REQUIRED WORK:
Take every line from the entries below that includes the word "etteivät" and copy it.
Top of TASK INPUTS
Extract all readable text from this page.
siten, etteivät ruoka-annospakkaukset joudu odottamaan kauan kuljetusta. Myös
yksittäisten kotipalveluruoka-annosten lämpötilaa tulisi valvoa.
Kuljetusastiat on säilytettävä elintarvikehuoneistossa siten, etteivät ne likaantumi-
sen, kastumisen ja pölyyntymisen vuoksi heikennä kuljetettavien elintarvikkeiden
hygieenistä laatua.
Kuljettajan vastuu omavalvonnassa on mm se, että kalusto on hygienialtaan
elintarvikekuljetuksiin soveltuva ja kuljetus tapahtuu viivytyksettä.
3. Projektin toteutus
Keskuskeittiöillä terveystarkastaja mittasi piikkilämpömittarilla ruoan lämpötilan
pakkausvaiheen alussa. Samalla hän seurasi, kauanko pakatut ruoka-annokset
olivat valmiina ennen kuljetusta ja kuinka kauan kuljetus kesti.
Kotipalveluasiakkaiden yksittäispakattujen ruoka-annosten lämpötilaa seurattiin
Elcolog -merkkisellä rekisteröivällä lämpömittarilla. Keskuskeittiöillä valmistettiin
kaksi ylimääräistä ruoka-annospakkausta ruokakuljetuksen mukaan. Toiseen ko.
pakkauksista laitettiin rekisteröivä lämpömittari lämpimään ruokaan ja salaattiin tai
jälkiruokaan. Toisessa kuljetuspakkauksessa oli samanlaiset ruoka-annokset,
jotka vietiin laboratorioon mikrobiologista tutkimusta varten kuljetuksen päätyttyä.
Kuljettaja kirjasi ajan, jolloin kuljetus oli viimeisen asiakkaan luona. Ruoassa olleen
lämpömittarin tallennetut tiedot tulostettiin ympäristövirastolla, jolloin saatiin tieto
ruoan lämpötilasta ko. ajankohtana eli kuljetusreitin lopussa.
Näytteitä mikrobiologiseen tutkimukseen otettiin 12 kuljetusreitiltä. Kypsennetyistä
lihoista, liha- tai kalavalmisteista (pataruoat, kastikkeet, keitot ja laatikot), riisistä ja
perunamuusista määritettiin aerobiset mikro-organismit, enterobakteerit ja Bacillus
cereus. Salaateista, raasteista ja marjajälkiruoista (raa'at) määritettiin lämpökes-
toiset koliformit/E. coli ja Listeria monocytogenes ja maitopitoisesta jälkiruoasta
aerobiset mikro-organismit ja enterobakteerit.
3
Bottom of TASK INPUTS
WRITTEN RESPONSE:
siten, etteivät ruoka-annospakkaukset joudu odottamaan kauan kuljetusta. Myös
Kuljetusastiat on säilytettävä elintarvikehuoneistossa siten, etteivät ne likaantumi-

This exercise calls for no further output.